## Quoted passage
Begin
Silas Williams

Biographical details
- Born: June 9, 1888 Greenville, South Carolina, U.S.
- Died: December 8, 1944 (aged 56) Atlanta, Georgia, U.S.

Playing career
- 1905–1909: Sewanee
- Position(s): End

Coaching career (HC unless noted)
- 1914–1915: Sewanee (assistant)
- 1919–1921: Chattanooga

Head coaching record
- Overall: 10–15–2

Accomplishments and honors

Awards
- 2× All-Southern (1908–1909) Second-team All-Time Sewanee football team

= Silas Williams =

American football player, coach, and lawyer (1888–1944)

Silas McBee "Sike" Williams (June 9, 1888 – December 8, 1944) was an American college football player and coach as well as a lawyer.

==Sewanee==
Williams was a prominent end for the Sewanee Tigers of Sewanee:The University of the South, selected second-team for its All-Time football team, He stood 5'9" and weighed 150 pounds.

===1909===
Williams was selected All-Southern and captain of the SIAA champion 1909 team.

==Harvard==
He also attended Harvard Law School, receiving his LL. B. in 1913.

===Law school football===
There in a game of all-stars from Michigan, Sewanee, and Vanderbilt against Harvard, including Germany Schulz at center and Vanderbilt coach Dan McGugin at left guard, Williams played on Harvard's team against his former quarterback Chigger Browne. That game ended in a scoreless tie. A second game was played between Harvard Law School and a different "All-Southern" team. Williams scored the only points in the 5 to 0 victory when he ran in a touchdown off a Stephen Galatti pass.
End
## Records supplied
Begin
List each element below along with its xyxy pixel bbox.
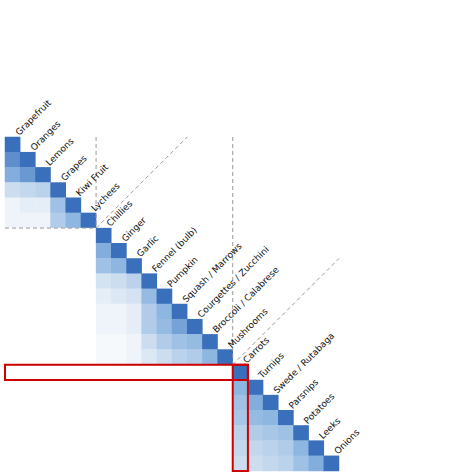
svg-text:Broccoli / Calabrese: Broccoli / Calabrese [210, 264, 281, 335]
svg-text:Kiwi Fruit: Kiwi Fruit [74, 162, 111, 199]
svg-text:Squash / Marrows: Squash / Marrows [180, 241, 244, 305]
svg-text:Carrots: Carrots [241, 335, 271, 365]
svg-text:Pumpkin: Pumpkin [165, 254, 200, 290]
svg-text:Onions: Onions [332, 427, 361, 456]
svg-text:Ginger: Ginger [120, 215, 149, 244]
svg-text:Parsnips: Parsnips [286, 377, 321, 411]
svg-text:Turnips: Turnips [256, 350, 287, 381]
svg-text:Fennel (bulb): Fennel (bulb) [150, 225, 199, 274]
svg-text:Garlic: Garlic [135, 233, 161, 259]
svg-text:Courgettes / Zucchini: Courgettes / Zucchini [195, 244, 271, 320]
svg-text:Chillies: Chillies [105, 198, 135, 228]
svg-text:Swede / Rutabaga: Swede / Rutabaga [271, 330, 337, 396]
svg-text:Oranges: Oranges [28, 118, 63, 153]
svg-text:Lemons: Lemons [43, 135, 76, 168]
svg-text:Grapes: Grapes [59, 153, 89, 183]
svg-text:Lychees: Lychees [89, 180, 122, 214]
svg-text:Leeks: Leeks [317, 415, 343, 441]
svg-text:Mushrooms: Mushrooms [226, 306, 270, 350]
svg-text:Potatoes: Potatoes [301, 391, 337, 426]
svg-text:Grapefruit: Grapefruit [13, 97, 53, 138]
End
## Written request 1
Decide whether each statement below agrees with the Silas Williams biography, answering yes or no and quoting the exact words of the biography that settle it: (a) Williams received his law degree from Harvard Law School in 1913. (b) Harvard won the game against the all-stars from Michigan, Sewanee, and Vanderbilt. (c) Williams captained Sewanee's 1909 team.
## Written request 2
According to the Silas Williams biography, who threw the pass that Williams ran in for the touchdown in the 5 to 0 victory?
## Written request 3
Continue the Silas Williams biography from its final sentence.

## Answer 1
(a) Yes: "receiving his LL. B. in 1913"
(b) No: "That game ended in a scoreless tie."
(c) Yes: "captain of the SIAA champion 1909 team"

## Answer 2
Stephen Galatti threw the pass.

## Answer 3
==Chattanooga==
Williams served as the head football coach at the University of Chattanooga—now known as the University of Tennessee at Chattanooga—from 1919 to 1921, compiling a record of 10–15–2.

==Death==
Williams died on December 8, 1944, at the Robert Fulton Hotel in Atlanta, after suffering a heart attack.

==Head coaching record==

| Year | Team | Overall | Conference | Standing | Bowl/playoffs |
Chattanooga Moccasins (Independent) (1919)
| 1919 | Chattanooga | 3–5–1 |  |  |  |
Chattanooga Moccasins (Southern Intercollegiate Athletic Association) (1920–1921)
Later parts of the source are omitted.